» **Directions for this task**:
Go through the lines below. Copy those with "Mesh".

» **Listed records**:
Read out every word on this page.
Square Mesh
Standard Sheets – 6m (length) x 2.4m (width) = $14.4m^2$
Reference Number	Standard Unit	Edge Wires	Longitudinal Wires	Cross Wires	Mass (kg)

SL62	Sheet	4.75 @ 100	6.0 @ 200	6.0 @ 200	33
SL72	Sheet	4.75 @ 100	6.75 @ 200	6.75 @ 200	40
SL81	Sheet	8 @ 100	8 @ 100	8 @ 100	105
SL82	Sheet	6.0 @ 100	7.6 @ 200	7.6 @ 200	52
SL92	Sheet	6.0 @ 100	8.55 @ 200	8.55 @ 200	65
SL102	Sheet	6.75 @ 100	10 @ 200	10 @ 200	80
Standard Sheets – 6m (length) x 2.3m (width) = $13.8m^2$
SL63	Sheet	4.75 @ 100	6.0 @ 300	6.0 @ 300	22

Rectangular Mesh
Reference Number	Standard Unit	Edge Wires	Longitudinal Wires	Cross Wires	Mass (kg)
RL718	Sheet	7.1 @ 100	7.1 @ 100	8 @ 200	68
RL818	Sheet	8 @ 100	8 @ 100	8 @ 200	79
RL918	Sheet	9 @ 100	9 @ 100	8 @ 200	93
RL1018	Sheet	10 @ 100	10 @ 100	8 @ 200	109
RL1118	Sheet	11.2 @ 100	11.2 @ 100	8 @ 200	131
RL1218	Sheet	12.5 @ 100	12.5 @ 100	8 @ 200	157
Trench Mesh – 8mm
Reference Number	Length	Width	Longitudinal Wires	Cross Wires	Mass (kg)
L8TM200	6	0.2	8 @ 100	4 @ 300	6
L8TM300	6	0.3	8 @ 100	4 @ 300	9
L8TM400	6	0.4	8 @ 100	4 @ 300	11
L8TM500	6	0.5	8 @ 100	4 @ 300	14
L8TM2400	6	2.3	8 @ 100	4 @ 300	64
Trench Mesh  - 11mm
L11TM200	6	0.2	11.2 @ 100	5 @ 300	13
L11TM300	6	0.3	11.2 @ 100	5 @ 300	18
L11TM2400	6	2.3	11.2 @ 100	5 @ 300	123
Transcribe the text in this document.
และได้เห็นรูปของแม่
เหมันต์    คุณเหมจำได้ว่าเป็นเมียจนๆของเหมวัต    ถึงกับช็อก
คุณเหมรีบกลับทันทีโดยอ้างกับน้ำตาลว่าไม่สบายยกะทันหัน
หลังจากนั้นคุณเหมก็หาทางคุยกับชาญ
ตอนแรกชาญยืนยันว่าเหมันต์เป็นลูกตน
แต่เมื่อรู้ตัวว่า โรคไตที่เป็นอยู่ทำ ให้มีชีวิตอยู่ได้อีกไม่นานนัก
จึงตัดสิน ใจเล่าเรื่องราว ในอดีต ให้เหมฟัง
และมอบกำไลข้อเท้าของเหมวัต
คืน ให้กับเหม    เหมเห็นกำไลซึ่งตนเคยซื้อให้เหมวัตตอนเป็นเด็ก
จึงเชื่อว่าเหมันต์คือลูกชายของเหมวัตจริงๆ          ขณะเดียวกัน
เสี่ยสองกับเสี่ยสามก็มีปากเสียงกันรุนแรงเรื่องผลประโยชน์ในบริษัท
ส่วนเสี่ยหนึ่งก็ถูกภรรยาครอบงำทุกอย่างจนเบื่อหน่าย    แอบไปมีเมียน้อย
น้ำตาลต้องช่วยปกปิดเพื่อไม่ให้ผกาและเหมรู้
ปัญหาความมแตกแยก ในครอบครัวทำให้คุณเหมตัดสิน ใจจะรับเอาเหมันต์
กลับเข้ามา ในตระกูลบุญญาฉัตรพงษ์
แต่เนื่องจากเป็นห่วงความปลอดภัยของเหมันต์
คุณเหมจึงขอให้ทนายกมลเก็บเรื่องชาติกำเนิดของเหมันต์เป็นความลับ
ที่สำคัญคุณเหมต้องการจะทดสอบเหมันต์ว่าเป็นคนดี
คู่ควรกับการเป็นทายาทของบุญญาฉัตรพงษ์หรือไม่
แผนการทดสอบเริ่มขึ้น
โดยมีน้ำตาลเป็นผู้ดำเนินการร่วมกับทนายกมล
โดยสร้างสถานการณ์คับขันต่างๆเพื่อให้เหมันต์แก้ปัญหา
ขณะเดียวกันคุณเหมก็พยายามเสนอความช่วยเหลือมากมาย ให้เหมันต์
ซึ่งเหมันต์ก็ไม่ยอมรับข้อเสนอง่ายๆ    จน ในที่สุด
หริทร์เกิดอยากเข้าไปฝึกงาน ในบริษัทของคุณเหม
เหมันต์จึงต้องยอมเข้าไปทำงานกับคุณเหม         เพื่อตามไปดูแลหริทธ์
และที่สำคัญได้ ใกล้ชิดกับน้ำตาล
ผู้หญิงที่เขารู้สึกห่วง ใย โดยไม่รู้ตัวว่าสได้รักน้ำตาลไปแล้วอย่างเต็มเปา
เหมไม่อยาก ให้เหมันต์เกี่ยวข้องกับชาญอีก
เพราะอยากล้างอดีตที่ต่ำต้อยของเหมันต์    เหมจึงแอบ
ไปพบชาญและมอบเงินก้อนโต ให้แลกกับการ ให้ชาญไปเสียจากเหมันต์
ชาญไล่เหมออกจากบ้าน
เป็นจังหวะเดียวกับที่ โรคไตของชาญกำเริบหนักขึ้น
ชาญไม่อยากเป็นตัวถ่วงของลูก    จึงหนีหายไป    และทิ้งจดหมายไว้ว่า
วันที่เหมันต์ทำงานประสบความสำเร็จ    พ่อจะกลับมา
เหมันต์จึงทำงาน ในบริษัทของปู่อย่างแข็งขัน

» **Solution to the exercise**:
Square Mesh
Rectangular Mesh
Trench Mesh – 8mm
Trench Mesh  - 11mm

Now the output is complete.